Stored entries
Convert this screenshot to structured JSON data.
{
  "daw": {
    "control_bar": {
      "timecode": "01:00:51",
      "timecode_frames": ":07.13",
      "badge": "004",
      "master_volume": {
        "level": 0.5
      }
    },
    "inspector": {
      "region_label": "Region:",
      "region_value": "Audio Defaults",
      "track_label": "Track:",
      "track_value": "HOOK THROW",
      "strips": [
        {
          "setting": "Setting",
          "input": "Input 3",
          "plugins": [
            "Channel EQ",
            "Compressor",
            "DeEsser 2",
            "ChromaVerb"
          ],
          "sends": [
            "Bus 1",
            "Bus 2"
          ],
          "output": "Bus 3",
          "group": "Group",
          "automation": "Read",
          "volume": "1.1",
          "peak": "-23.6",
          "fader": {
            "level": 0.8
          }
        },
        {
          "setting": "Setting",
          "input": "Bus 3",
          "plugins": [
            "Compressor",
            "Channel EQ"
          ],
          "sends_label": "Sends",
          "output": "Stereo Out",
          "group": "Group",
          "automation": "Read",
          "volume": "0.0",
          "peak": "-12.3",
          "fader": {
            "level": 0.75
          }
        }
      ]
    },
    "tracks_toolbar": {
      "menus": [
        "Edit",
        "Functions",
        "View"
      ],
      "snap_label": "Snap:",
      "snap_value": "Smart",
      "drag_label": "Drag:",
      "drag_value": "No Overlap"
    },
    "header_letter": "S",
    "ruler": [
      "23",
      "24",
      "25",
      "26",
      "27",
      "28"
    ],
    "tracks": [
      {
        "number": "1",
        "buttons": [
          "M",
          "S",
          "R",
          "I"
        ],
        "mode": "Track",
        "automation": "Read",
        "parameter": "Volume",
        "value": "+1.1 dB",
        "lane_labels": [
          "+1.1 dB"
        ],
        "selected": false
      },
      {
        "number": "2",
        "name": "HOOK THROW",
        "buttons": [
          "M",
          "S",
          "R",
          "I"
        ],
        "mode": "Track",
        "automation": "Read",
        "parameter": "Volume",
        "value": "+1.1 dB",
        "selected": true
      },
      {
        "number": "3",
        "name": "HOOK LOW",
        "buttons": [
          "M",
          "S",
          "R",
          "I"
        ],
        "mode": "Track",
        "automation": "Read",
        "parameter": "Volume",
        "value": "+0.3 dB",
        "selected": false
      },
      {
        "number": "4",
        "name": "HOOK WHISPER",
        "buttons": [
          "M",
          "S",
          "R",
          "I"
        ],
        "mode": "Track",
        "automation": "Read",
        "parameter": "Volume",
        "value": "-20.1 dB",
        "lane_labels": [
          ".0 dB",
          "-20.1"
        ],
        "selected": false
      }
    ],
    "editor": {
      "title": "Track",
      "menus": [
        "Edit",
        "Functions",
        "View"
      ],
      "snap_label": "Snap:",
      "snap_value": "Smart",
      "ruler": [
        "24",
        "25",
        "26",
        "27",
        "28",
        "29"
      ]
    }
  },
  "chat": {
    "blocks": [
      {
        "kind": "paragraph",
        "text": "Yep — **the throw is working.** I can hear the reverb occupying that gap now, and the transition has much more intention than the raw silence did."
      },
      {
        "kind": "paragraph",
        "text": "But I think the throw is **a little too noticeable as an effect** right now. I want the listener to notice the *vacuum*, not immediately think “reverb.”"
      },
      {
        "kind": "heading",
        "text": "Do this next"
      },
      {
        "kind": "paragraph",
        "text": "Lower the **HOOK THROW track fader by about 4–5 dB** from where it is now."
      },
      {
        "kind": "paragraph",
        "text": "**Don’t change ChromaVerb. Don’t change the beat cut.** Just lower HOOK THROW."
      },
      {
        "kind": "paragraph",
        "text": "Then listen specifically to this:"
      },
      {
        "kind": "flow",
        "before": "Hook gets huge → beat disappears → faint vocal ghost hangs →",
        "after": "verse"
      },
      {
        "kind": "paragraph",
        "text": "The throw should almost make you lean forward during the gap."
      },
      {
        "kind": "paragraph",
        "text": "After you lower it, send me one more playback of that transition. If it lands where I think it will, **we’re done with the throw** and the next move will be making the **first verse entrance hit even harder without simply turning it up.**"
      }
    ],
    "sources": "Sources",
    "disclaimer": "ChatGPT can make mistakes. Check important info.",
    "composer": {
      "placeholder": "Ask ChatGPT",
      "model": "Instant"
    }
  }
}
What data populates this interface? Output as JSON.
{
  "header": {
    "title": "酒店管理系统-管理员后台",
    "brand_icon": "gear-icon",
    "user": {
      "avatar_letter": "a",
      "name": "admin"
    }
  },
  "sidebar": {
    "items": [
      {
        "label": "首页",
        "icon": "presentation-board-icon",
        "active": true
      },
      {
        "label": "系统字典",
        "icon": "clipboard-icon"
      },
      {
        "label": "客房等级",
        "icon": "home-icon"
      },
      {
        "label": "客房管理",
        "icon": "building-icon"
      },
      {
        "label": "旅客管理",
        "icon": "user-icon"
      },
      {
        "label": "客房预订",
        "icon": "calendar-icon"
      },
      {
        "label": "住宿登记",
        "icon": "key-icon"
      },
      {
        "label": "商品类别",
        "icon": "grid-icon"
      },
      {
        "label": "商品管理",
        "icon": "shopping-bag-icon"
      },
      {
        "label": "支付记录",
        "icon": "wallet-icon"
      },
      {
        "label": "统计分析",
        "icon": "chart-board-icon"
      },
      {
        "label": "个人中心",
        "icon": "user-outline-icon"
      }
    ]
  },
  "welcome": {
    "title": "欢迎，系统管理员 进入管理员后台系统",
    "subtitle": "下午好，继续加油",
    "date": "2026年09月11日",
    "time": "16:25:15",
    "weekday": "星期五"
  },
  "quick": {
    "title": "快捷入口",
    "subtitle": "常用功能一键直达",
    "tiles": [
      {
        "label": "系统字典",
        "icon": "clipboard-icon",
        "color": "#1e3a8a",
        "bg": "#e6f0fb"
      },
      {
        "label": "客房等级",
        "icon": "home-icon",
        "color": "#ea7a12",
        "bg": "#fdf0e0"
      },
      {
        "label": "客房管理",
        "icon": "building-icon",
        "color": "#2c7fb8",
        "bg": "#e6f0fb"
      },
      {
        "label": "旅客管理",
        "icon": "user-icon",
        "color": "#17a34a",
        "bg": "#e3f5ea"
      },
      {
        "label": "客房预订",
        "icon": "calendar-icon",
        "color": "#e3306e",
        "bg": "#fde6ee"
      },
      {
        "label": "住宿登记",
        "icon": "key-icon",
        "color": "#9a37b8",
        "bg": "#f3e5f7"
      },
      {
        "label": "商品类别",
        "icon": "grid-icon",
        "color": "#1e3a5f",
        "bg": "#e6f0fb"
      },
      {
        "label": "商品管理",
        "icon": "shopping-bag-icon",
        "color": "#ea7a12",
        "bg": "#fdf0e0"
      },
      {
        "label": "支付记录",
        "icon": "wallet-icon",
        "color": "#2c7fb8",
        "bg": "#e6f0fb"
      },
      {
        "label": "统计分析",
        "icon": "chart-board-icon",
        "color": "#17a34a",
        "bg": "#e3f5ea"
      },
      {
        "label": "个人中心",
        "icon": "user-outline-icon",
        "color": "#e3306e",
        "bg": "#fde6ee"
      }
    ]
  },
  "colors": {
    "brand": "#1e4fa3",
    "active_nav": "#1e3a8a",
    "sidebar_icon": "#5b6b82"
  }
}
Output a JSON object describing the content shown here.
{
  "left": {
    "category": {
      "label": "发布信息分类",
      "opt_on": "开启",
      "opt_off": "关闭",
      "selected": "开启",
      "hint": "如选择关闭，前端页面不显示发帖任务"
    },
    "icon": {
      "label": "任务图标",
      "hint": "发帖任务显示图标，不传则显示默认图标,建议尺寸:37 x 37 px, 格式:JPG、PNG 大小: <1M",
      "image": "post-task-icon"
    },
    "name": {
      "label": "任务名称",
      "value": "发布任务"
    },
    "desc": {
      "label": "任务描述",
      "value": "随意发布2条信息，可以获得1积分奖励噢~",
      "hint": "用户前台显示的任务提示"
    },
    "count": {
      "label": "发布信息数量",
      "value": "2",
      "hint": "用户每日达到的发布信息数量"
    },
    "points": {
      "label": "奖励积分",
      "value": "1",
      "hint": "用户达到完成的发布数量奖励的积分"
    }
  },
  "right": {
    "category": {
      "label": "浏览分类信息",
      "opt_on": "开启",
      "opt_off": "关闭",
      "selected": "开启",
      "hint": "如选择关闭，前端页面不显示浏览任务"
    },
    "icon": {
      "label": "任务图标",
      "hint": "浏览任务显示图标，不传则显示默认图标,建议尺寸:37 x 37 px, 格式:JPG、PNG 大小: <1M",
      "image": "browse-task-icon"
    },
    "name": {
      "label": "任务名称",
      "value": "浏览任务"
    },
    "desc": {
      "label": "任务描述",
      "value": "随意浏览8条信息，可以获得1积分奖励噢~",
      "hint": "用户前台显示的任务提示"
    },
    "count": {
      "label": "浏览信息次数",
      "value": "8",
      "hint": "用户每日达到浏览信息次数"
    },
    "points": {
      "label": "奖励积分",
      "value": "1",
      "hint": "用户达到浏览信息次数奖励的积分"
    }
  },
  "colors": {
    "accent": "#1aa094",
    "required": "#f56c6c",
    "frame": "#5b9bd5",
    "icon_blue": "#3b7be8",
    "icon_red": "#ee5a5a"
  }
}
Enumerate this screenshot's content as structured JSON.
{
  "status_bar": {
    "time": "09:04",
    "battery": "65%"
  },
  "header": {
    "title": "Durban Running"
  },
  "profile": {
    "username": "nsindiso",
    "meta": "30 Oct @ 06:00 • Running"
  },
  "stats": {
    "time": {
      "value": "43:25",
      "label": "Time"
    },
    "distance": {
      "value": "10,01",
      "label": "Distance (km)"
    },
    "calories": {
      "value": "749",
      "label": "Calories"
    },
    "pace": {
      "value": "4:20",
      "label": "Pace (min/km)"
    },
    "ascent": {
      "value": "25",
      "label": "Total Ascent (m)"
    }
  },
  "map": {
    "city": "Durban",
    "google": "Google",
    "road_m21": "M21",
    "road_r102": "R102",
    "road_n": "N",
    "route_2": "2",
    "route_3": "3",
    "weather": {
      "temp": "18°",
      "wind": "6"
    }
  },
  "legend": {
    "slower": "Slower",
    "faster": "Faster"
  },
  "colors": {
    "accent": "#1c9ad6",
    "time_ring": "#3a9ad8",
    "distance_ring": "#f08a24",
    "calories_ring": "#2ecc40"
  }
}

**Required work:** Using the records above, gather all lines where the string "beat" is present.

**Solution for this exercise:**
        "text": "**Don’t change ChromaVerb. Don’t change the beat cut.** Just lower HOOK THROW."
        "before": "Hook gets huge → beat disappears → faint vocal ghost hangs →",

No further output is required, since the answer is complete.